▶ **SUPPLIED DATA**:
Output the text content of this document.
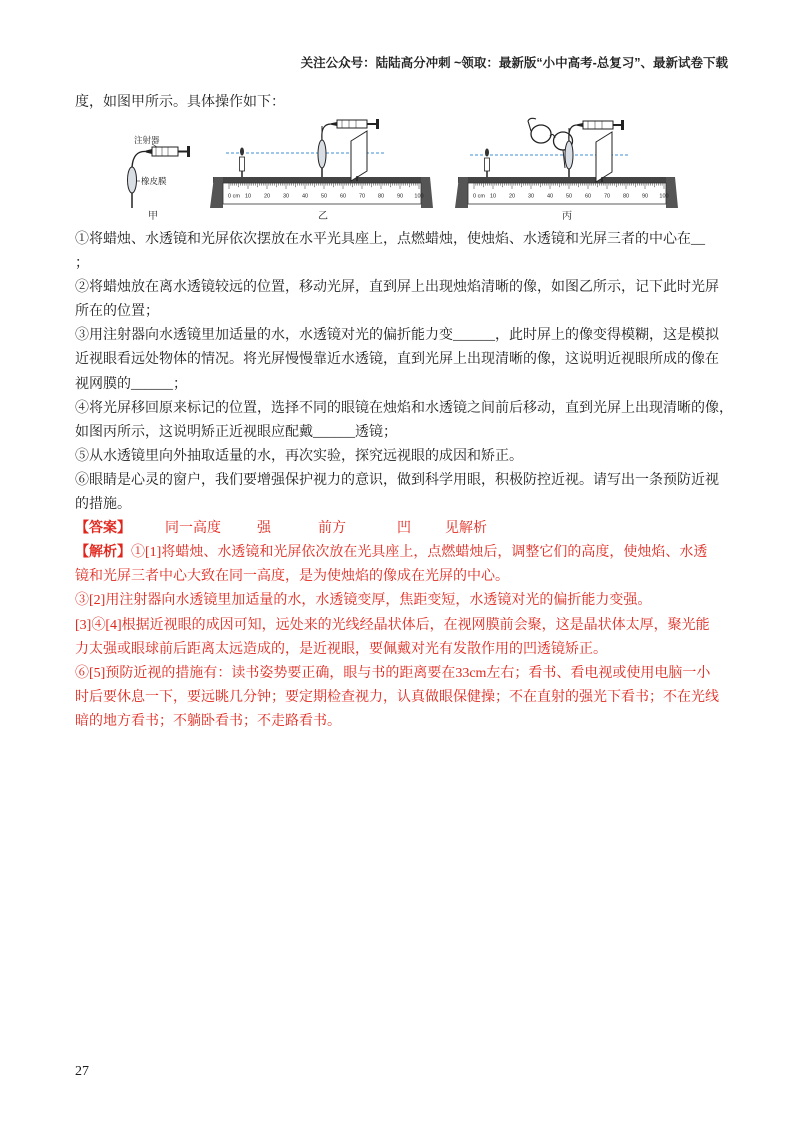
关注公众号：陆陆高分冲刺 ~领取：最新版“小中高考-总复习”、最新试卷下载
度，如图甲所示。具体操作如下：
注射器
橡皮膜
甲
0 cm 10 20 30 40 50 60 70 80 90 100
乙
0 cm 10 20 30 40 50 60 70 80 90 100
丙
①将蜡烛、水透镜和光屏依次摆放在水平光具座上，点燃蜡烛，使烛焰、水透镜和光屏三者的中心在__
；
②将蜡烛放在离水透镜较远的位置，移动光屏，直到屏上出现烛焰清晰的像，如图乙所示，记下此时光屏
所在的位置；
③用注射器向水透镜里加适量的水，水透镜对光的偏折能力变______，此时屏上的像变得模糊，这是模拟
近视眼看远处物体的情况。将光屏慢慢靠近水透镜，直到光屏上出现清晰的像，这说明近视眼所成的像在
视网膜的______；
④将光屏移回原来标记的位置，选择不同的眼镜在烛焰和水透镜之间前后移动，直到光屏上出现清晰的像，
如图丙所示，这说明矫正近视眼应配戴______透镜；
⑤从水透镜里向外抽取适量的水，再次实验，探究远视眼的成因和矫正。
⑥眼睛是心灵的窗户，我们要增强保护视力的意识，做到科学用眼，积极防控近视。请写出一条预防近视
的措施。
【答案】 同一高度	强	前方	凹 见解析
【解析】①[1]将蜡烛、水透镜和光屏依次放在光具座上，点燃蜡烛后，调整它们的高度，使烛焰、水透
镜和光屏三者中心大致在同一高度，是为使烛焰的像成在光屏的中心。
③[2]用注射器向水透镜里加适量的水，水透镜变厚，焦距变短，水透镜对光的偏折能力变强。
[3]④[4]根据近视眼的成因可知，远处来的光线经晶状体后，在视网膜前会聚，这是晶状体太厚，聚光能
力太强或眼球前后距离太远造成的，是近视眼，要佩戴对光有发散作用的凹透镜矫正。
⑥[5]预防近视的措施有：读书姿势要正确，眼与书的距离要在33cm左右；看书、看电视或使用电脑一小
时后要休息一下，要远眺几分钟；要定期检查视力，认真做眼保健操；不在直射的强光下看书；不在光线
暗的地方看书；不躺卧看书；不走路看书。
27
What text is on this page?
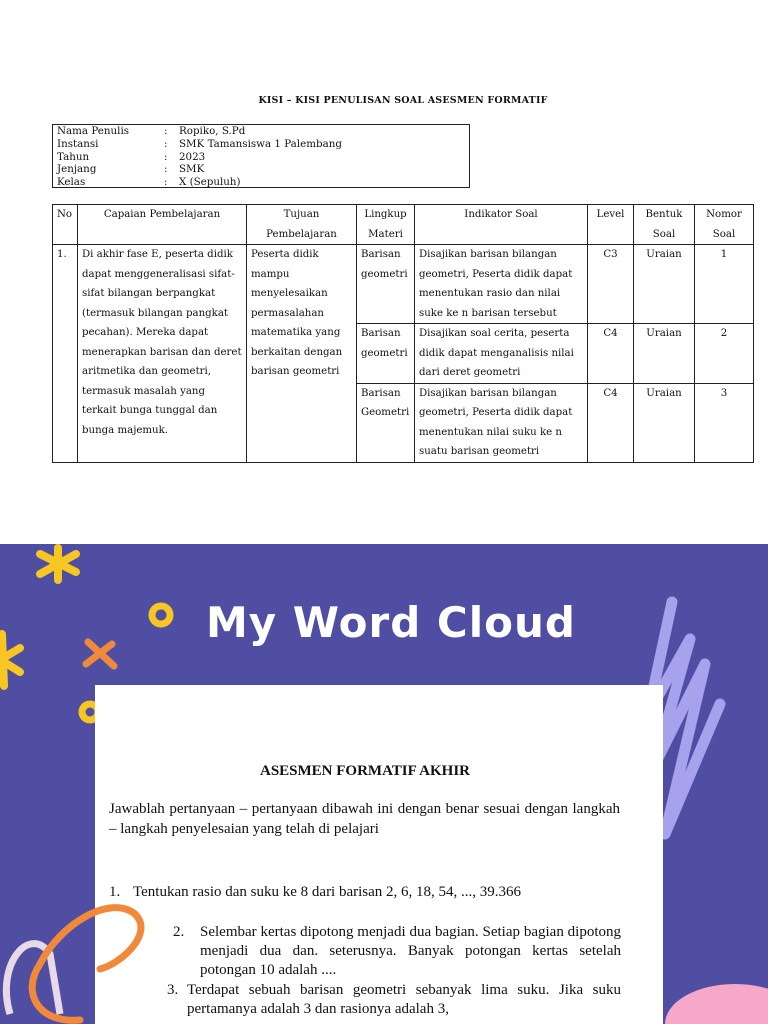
KISI – KISI PENULISAN SOAL ASESMEN FORMATIF
Nama Penulis	:	Ropiko, S.Pd
Instansi	:	SMK Tamansiswa 1 Palembang
Tahun	:	2023
Jenjang	:	SMK
Kelas	:	X (Sepuluh)
No	Capaian Pembelajaran	Tujuan Pembelajaran	Lingkup Materi	Indikator Soal	Level	Bentuk Soal	Nomor Soal
1.	Di akhir fase E, peserta didik dapat menggeneralisasi sifat-sifat bilangan berpangkat (termasuk bilangan pangkat pecahan). Mereka dapat menerapkan barisan dan deret aritmetika dan geometri, termasuk masalah yang terkait bunga tunggal dan bunga majemuk.	Peserta didik mampu menyelesaikan permasalahan matematika yang berkaitan dengan barisan geometri	Barisan geometri	Disajikan barisan bilangan geometri, Peserta didik dapat menentukan rasio dan nilai suke ke n barisan tersebut	C3	Uraian	1
			Barisan geometri	Disajikan soal cerita, peserta didik dapat menganalisis nilai dari deret geometri	C4	Uraian	2
			Barisan Geometri	Disajikan barisan bilangan geometri, Peserta didik dapat menentukan nilai suku ke n suatu barisan geometri	C4	Uraian	3
My Word Cloud
ASESMEN FORMATIF AKHIR
Jawablah pertanyaan – pertanyaan dibawah ini dengan benar sesuai dengan langkah – langkah penyelesaian yang telah di pelajari
1. Tentukan rasio dan suku ke 8 dari barisan 2, 6, 18, 54, ..., 39.366
2.	Selembar kertas dipotong menjadi dua bagian. Setiap bagian dipotong menjadi dua dan. seterusnya. Banyak potongan kertas setelah potongan 10 adalah ....
3. Terdapat sebuah barisan geometri sebanyak lima suku. Jika suku pertamanya adalah 3 dan rasionya adalah 3,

▶ **TASK BRIEF**: Determine how many lines include the string "didik". Give no answer but the number.

▶ **RESPONSE FOR THIS EXERCISE**: 3